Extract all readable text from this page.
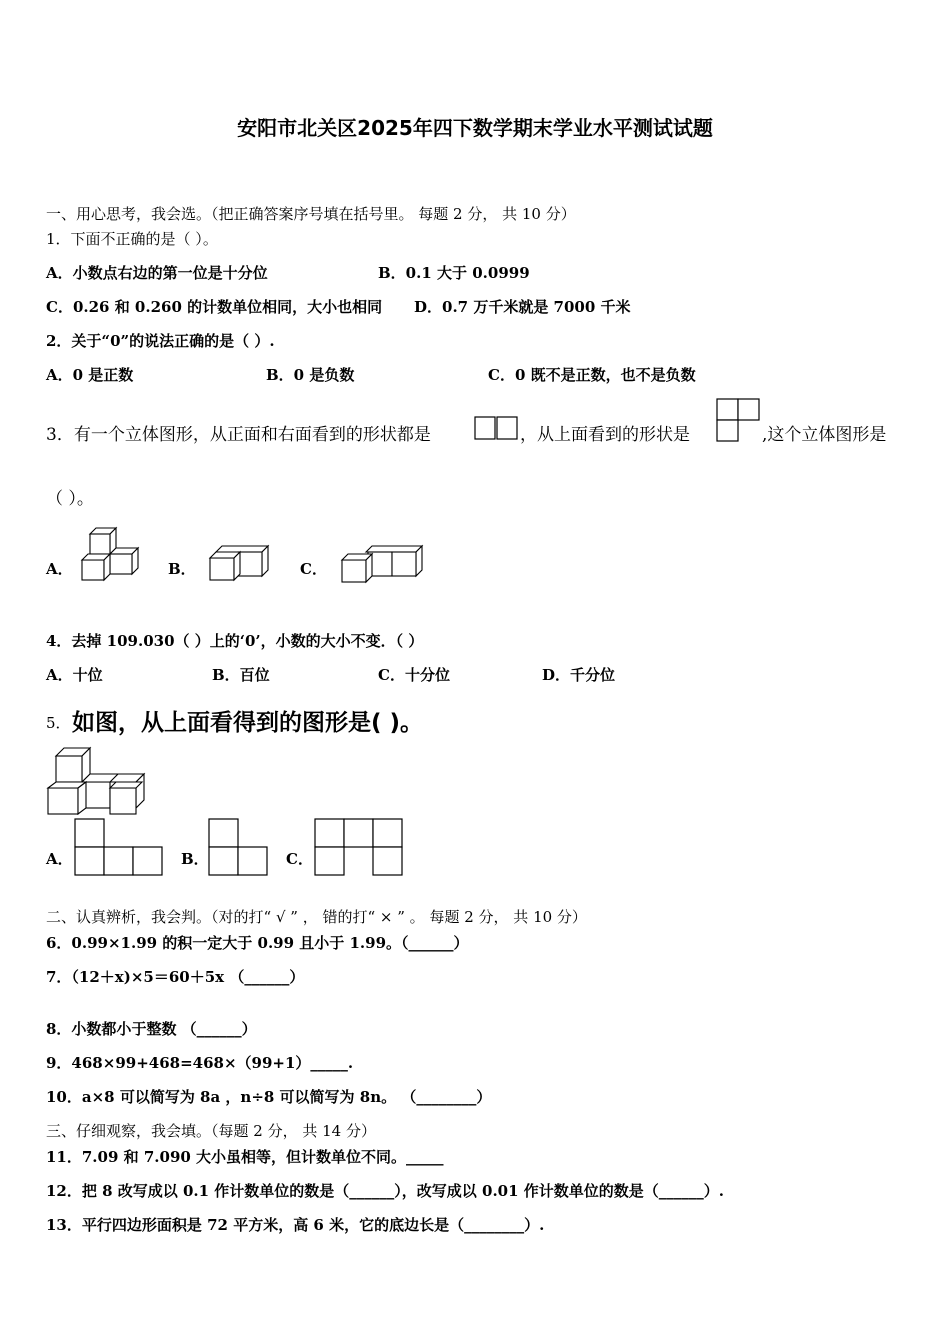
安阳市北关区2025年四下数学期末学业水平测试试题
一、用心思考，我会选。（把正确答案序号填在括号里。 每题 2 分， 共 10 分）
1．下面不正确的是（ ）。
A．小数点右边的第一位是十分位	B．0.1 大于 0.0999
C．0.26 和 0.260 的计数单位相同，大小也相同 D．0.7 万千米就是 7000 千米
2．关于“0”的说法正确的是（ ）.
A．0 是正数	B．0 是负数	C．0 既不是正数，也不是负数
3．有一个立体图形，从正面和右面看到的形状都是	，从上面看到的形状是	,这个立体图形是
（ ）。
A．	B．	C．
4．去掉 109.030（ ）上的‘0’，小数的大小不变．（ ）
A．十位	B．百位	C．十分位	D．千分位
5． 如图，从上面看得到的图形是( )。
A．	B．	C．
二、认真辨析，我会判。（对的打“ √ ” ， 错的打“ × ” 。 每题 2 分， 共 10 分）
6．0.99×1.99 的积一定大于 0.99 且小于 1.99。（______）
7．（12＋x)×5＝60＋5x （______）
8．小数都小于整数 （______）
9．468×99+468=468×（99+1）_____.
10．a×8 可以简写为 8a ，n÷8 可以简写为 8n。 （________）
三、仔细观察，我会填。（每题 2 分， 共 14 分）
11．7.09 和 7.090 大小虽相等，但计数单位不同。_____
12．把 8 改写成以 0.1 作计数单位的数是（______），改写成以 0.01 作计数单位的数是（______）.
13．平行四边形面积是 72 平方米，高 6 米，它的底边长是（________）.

● ● ● ● ● ● ●

The records shown above are to be repeated exactly, with the pictures left out.

Extract all readable text from this page.
安阳市北关区2025年四下数学期末学业水平测试试题
一、用心思考，我会选。（把正确答案序号填在括号里。 每题 2 分， 共 10 分）
1．下面不正确的是（ ）。
A．小数点右边的第一位是十分位	B．0.1 大于 0.0999
C．0.26 和 0.260 的计数单位相同，大小也相同 D．0.7 万千米就是 7000 千米
2．关于“0”的说法正确的是（ ）.
A．0 是正数	B．0 是负数	C．0 既不是正数，也不是负数
3．有一个立体图形，从正面和右面看到的形状都是	，从上面看到的形状是	,这个立体图形是
（ ）。
A．	B．	C．
4．去掉 109.030（ ）上的‘0’，小数的大小不变．（ ）
A．十位	B．百位	C．十分位	D．千分位
5． 如图，从上面看得到的图形是( )。
A．	B．	C．
二、认真辨析，我会判。（对的打“ √ ” ， 错的打“ × ” 。 每题 2 分， 共 10 分）
6．0.99×1.99 的积一定大于 0.99 且小于 1.99。（______）
7．（12＋x)×5＝60＋5x （______）
8．小数都小于整数 （______）
9．468×99+468=468×（99+1）_____.
10．a×8 可以简写为 8a ，n÷8 可以简写为 8n。 （________）
三、仔细观察，我会填。（每题 2 分， 共 14 分）
11．7.09 和 7.090 大小虽相等，但计数单位不同。_____
12．把 8 改写成以 0.1 作计数单位的数是（______），改写成以 0.01 作计数单位的数是（______）.
13．平行四边形面积是 72 平方米，高 6 米，它的底边长是（________）.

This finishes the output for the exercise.